## Exercise instructions:
Copy the data below exactly.

## Exercise input:
╭──
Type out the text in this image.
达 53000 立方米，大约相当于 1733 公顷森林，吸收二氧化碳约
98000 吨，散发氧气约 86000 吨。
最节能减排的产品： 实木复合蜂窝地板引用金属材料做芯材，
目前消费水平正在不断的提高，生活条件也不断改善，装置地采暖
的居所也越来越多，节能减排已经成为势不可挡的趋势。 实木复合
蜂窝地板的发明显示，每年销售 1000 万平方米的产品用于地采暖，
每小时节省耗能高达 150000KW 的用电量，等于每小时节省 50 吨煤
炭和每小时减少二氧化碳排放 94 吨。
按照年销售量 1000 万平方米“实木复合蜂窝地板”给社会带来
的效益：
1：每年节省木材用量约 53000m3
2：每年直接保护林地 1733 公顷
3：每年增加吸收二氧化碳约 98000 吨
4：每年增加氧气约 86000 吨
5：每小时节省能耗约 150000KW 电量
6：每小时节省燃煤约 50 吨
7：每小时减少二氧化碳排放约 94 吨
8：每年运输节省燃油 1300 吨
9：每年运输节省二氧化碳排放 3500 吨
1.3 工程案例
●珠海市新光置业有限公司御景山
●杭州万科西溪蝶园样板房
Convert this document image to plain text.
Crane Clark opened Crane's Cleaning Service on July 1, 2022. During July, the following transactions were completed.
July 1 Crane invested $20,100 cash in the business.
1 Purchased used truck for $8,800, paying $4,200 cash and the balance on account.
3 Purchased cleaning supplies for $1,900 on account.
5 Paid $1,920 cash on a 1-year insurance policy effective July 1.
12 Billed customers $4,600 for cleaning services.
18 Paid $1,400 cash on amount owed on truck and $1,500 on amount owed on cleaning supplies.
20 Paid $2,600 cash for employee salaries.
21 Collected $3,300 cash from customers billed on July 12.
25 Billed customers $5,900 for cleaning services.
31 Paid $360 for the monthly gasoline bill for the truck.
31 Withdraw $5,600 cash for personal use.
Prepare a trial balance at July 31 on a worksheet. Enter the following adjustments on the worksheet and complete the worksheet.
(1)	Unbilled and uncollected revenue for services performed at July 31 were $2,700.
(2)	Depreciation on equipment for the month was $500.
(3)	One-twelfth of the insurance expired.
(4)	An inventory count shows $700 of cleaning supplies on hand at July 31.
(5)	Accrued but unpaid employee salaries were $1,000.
╰──
## Response:
Type out the text in this image.
达 53000 立方米，大约相当于 1733 公顷森林，吸收二氧化碳约
98000 吨，散发氧气约 86000 吨。
最节能减排的产品： 实木复合蜂窝地板引用金属材料做芯材，
目前消费水平正在不断的提高，生活条件也不断改善，装置地采暖
的居所也越来越多，节能减排已经成为势不可挡的趋势。 实木复合
蜂窝地板的发明显示，每年销售 1000 万平方米的产品用于地采暖，
每小时节省耗能高达 150000KW 的用电量，等于每小时节省 50 吨煤
炭和每小时减少二氧化碳排放 94 吨。
按照年销售量 1000 万平方米“实木复合蜂窝地板”给社会带来
的效益：
1：每年节省木材用量约 53000m3
2：每年直接保护林地 1733 公顷
3：每年增加吸收二氧化碳约 98000 吨
4：每年增加氧气约 86000 吨
5：每小时节省能耗约 150000KW 电量
6：每小时节省燃煤约 50 吨
7：每小时减少二氧化碳排放约 94 吨
8：每年运输节省燃油 1300 吨
9：每年运输节省二氧化碳排放 3500 吨
1.3 工程案例
●珠海市新光置业有限公司御景山
●杭州万科西溪蝶园样板房
Convert this document image to plain text.
Crane Clark opened Crane's Cleaning Service on July 1, 2022. During July, the following transactions were completed.
July 1 Crane invested $20,100 cash in the business.
1 Purchased used truck for $8,800, paying $4,200 cash and the balance on account.
3 Purchased cleaning supplies for $1,900 on account.
5 Paid $1,920 cash on a 1-year insurance policy effective July 1.
12 Billed customers $4,600 for cleaning services.
18 Paid $1,400 cash on amount owed on truck and $1,500 on amount owed on cleaning supplies.
20 Paid $2,600 cash for employee salaries.
21 Collected $3,300 cash from customers billed on July 12.
25 Billed customers $5,900 for cleaning services.
31 Paid $360 for the monthly gasoline bill for the truck.
31 Withdraw $5,600 cash for personal use.
Prepare a trial balance at July 31 on a worksheet. Enter the following adjustments on the worksheet and complete the worksheet.
(1)	Unbilled and uncollected revenue for services performed at July 31 were $2,700.
(2)	Depreciation on equipment for the month was $500.
(3)	One-twelfth of the insurance expired.
(4)	An inventory count shows $700 of cleaning supplies on hand at July 31.
(5)	Accrued but unpaid employee salaries were $1,000.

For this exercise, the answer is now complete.